--- begin Extracted information ---

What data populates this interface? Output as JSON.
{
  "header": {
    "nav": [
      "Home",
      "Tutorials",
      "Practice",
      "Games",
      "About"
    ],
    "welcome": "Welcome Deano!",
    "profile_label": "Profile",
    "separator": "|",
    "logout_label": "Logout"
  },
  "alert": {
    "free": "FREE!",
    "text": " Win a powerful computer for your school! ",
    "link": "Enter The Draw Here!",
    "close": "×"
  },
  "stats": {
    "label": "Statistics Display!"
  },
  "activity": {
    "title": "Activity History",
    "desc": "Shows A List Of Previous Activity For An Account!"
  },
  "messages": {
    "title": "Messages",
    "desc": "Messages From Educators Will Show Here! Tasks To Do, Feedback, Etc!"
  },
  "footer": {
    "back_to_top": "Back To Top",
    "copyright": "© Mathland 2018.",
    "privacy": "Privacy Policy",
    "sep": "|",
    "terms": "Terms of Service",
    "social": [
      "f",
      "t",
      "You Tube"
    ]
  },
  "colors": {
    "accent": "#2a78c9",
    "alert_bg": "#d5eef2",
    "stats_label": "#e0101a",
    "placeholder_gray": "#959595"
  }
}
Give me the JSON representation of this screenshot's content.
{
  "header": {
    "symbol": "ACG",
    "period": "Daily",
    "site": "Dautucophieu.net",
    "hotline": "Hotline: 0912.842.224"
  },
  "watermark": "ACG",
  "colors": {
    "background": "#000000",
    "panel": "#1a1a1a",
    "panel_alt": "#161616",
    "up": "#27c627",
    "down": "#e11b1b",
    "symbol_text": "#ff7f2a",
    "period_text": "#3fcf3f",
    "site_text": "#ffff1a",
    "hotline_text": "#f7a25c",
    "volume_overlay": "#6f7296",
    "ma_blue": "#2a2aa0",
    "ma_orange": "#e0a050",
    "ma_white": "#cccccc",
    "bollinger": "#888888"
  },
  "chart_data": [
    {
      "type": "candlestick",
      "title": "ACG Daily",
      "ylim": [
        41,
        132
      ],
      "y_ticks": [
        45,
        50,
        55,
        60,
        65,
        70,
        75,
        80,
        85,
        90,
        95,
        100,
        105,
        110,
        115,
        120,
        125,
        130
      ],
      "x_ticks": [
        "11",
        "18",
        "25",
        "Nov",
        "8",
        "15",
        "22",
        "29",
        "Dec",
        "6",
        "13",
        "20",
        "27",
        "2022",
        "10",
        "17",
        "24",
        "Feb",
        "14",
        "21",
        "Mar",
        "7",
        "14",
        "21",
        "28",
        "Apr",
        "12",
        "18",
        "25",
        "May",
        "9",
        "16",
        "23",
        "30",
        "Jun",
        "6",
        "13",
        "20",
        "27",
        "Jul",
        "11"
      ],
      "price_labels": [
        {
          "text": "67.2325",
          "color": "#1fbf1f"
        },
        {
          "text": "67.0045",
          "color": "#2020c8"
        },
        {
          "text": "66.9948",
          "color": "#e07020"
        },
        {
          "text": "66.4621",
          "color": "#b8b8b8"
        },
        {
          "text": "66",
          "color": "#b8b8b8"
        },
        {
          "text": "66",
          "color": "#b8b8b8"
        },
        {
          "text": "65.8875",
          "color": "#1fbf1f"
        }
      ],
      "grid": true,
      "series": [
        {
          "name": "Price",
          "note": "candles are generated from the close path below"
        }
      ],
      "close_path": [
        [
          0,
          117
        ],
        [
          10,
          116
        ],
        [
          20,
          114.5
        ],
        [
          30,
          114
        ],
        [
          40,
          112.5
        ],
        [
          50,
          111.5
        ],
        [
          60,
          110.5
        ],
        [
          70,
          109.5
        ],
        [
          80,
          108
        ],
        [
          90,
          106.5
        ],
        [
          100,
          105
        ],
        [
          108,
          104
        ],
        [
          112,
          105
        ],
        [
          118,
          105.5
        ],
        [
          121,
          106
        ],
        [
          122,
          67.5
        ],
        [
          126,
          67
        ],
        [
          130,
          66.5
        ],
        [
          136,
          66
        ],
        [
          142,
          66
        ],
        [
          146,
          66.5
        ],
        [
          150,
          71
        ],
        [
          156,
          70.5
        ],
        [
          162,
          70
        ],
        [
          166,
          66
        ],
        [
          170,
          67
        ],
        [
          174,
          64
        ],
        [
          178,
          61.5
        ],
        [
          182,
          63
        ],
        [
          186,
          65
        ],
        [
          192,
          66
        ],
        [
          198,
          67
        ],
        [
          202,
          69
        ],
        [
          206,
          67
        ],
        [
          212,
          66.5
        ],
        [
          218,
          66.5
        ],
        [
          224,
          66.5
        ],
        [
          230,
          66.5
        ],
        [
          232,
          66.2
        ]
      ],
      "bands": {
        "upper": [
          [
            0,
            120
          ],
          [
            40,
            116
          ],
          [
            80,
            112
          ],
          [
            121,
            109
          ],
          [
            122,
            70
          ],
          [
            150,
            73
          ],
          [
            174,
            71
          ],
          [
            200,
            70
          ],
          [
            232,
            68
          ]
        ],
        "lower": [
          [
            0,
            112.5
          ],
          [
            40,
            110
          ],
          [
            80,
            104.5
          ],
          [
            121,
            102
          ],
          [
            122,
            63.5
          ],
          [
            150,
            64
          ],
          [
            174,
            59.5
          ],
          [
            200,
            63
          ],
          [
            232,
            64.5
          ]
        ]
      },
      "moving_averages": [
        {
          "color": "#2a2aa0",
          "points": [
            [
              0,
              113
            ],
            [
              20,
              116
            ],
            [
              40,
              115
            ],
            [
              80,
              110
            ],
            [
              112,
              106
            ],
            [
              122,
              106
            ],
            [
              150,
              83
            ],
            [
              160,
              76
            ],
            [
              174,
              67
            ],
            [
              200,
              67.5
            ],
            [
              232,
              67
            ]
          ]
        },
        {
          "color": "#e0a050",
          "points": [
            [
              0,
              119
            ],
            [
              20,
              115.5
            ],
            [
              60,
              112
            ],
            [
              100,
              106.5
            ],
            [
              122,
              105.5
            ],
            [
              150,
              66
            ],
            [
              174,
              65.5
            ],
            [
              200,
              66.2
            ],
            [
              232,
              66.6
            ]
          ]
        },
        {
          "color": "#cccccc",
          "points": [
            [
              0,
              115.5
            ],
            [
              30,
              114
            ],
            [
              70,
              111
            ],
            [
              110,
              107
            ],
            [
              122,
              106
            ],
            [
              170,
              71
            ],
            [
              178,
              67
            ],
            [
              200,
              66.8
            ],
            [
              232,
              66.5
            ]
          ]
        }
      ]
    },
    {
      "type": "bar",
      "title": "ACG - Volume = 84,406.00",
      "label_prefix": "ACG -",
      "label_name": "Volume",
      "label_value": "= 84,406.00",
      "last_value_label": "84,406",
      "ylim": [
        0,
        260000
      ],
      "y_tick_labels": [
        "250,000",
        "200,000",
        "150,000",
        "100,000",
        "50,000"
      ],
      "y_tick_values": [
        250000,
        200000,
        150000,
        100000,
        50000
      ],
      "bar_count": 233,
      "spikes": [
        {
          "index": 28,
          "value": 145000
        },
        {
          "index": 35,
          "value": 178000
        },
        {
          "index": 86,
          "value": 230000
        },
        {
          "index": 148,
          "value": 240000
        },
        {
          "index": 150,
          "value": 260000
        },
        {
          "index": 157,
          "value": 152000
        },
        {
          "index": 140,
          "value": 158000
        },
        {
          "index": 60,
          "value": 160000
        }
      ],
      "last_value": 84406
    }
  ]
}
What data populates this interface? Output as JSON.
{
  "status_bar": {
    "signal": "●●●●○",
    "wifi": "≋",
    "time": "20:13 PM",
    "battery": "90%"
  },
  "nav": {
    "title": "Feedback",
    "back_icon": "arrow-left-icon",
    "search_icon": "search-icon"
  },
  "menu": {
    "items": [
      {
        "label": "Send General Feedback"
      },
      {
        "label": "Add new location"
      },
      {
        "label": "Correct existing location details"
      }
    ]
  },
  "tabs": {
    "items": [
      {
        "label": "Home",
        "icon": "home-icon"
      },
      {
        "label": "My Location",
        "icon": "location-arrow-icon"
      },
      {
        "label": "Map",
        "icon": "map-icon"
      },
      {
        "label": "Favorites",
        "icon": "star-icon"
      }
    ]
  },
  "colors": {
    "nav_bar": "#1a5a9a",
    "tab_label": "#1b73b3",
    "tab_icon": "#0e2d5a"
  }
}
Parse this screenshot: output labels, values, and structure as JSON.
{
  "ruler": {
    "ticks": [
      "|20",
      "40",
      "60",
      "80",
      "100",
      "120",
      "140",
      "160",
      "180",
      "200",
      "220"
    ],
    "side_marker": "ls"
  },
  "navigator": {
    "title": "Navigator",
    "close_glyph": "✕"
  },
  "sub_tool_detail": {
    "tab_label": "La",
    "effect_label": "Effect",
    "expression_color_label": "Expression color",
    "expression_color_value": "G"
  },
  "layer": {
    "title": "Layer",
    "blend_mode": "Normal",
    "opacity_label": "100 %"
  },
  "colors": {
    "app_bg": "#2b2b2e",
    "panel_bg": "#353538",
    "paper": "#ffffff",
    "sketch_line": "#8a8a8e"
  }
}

--- end Extracted information ---

■ **Description of the task**: Look above for the line that holds "Parse this screenshot: output", then copy it and each line after it exactly, through the last line of the data.

■ **Task solution**:
Parse this screenshot: output labels, values, and structure as JSON.
{
  "ruler": {
    "ticks": [
      "|20",
      "40",
      "60",
      "80",
      "100",
      "120",
      "140",
      "160",
      "180",
      "200",
      "220"
    ],
    "side_marker": "ls"
  },
  "navigator": {
    "title": "Navigator",
    "close_glyph": "✕"
  },
  "sub_tool_detail": {
    "tab_label": "La",
    "effect_label": "Effect",
    "expression_color_label": "Expression color",
    "expression_color_value": "G"
  },
  "layer": {
    "title": "Layer",
    "blend_mode": "Normal",
    "opacity_label": "100 %"
  },
  "colors": {
    "app_bg": "#2b2b2e",
    "panel_bg": "#353538",
    "paper": "#ffffff",
    "sketch_line": "#8a8a8e"
  }
}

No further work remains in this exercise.